Do this:
Below are some records; reproduce every one of them exactly.

Supplied information:
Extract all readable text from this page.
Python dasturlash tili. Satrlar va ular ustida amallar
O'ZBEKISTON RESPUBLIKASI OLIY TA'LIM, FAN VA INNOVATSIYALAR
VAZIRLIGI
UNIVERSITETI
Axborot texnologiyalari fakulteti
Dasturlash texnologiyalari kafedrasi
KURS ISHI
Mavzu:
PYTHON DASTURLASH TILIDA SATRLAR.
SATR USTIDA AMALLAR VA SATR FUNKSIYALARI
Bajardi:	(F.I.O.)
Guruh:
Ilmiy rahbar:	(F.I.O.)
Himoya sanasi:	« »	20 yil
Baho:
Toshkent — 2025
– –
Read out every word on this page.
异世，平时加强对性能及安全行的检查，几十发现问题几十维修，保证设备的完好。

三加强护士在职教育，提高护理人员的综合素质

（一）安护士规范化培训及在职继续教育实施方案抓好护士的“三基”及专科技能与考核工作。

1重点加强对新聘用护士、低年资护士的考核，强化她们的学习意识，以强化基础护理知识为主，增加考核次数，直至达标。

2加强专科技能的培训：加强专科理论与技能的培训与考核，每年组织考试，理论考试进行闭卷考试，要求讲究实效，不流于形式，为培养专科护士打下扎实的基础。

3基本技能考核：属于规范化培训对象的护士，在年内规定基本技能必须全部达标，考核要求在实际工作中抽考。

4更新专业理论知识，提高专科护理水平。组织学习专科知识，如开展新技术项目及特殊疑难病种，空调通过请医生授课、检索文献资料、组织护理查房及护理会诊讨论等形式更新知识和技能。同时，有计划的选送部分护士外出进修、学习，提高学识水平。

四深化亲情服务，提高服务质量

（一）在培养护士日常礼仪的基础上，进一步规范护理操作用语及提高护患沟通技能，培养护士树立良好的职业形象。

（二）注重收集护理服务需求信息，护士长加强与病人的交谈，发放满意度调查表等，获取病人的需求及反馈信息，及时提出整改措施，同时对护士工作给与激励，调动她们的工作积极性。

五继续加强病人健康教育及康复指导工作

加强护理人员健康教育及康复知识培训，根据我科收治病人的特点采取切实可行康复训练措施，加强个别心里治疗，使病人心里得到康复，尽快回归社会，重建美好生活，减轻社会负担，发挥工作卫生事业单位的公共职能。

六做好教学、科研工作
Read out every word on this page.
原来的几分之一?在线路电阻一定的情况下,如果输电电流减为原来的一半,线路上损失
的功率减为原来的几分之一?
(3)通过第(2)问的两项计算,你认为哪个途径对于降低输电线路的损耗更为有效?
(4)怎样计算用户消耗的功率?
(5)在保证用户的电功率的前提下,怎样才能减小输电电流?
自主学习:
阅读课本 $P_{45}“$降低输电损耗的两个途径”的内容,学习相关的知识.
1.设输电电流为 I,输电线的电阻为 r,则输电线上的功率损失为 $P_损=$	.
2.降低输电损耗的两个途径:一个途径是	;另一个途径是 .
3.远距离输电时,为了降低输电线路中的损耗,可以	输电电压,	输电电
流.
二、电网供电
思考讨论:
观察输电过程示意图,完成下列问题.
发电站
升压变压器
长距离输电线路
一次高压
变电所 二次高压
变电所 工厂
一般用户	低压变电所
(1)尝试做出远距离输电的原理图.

Problem solution:
Extract all readable text from this page.
Python dasturlash tili. Satrlar va ular ustida amallar
O'ZBEKISTON RESPUBLIKASI OLIY TA'LIM, FAN VA INNOVATSIYALAR
VAZIRLIGI
UNIVERSITETI
Axborot texnologiyalari fakulteti
Dasturlash texnologiyalari kafedrasi
KURS ISHI
Mavzu:
PYTHON DASTURLASH TILIDA SATRLAR.
SATR USTIDA AMALLAR VA SATR FUNKSIYALARI
Bajardi:	(F.I.O.)
Guruh:
Ilmiy rahbar:	(F.I.O.)
Himoya sanasi:	« »	20 yil
Baho:
Toshkent — 2025
– –
Read out every word on this page.
异世，平时加强对性能及安全行的检查，几十发现问题几十维修，保证设备的完好。

三加强护士在职教育，提高护理人员的综合素质

（一）安护士规范化培训及在职继续教育实施方案抓好护士的“三基”及专科技能与考核工作。

1重点加强对新聘用护士、低年资护士的考核，强化她们的学习意识，以强化基础护理知识为主，增加考核次数，直至达标。

2加强专科技能的培训：加强专科理论与技能的培训与考核，每年组织考试，理论考试进行闭卷考试，要求讲究实效，不流于形式，为培养专科护士打下扎实的基础。

3基本技能考核：属于规范化培训对象的护士，在年内规定基本技能必须全部达标，考核要求在实际工作中抽考。

4更新专业理论知识，提高专科护理水平。组织学习专科知识，如开展新技术项目及特殊疑难病种，空调通过请医生授课、检索文献资料、组织护理查房及护理会诊讨论等形式更新知识和技能。同时，有计划的选送部分护士外出进修、学习，提高学识水平。

四深化亲情服务，提高服务质量

（一）在培养护士日常礼仪的基础上，进一步规范护理操作用语及提高护患沟通技能，培养护士树立良好的职业形象。

（二）注重收集护理服务需求信息，护士长加强与病人的交谈，发放满意度调查表等，获取病人的需求及反馈信息，及时提出整改措施，同时对护士工作给与激励，调动她们的工作积极性。

五继续加强病人健康教育及康复指导工作

加强护理人员健康教育及康复知识培训，根据我科收治病人的特点采取切实可行康复训练措施，加强个别心里治疗，使病人心里得到康复，尽快回归社会，重建美好生活，减轻社会负担，发挥工作卫生事业单位的公共职能。

六做好教学、科研工作
Read out every word on this page.
原来的几分之一?在线路电阻一定的情况下,如果输电电流减为原来的一半,线路上损失
的功率减为原来的几分之一?
(3)通过第(2)问的两项计算,你认为哪个途径对于降低输电线路的损耗更为有效?
(4)怎样计算用户消耗的功率?
(5)在保证用户的电功率的前提下,怎样才能减小输电电流?
自主学习:
阅读课本 $P_{45}“$降低输电损耗的两个途径”的内容,学习相关的知识.
1.设输电电流为 I,输电线的电阻为 r,则输电线上的功率损失为 $P_损=$	.
2.降低输电损耗的两个途径:一个途径是	;另一个途径是 .
3.远距离输电时,为了降低输电线路中的损耗,可以	输电电压,	输电电
流.
二、电网供电
思考讨论:
观察输电过程示意图,完成下列问题.
发电站
升压变压器
长距离输电线路
一次高压
变电所 二次高压
变电所 工厂
一般用户	低压变电所
(1)尝试做出远距离输电的原理图.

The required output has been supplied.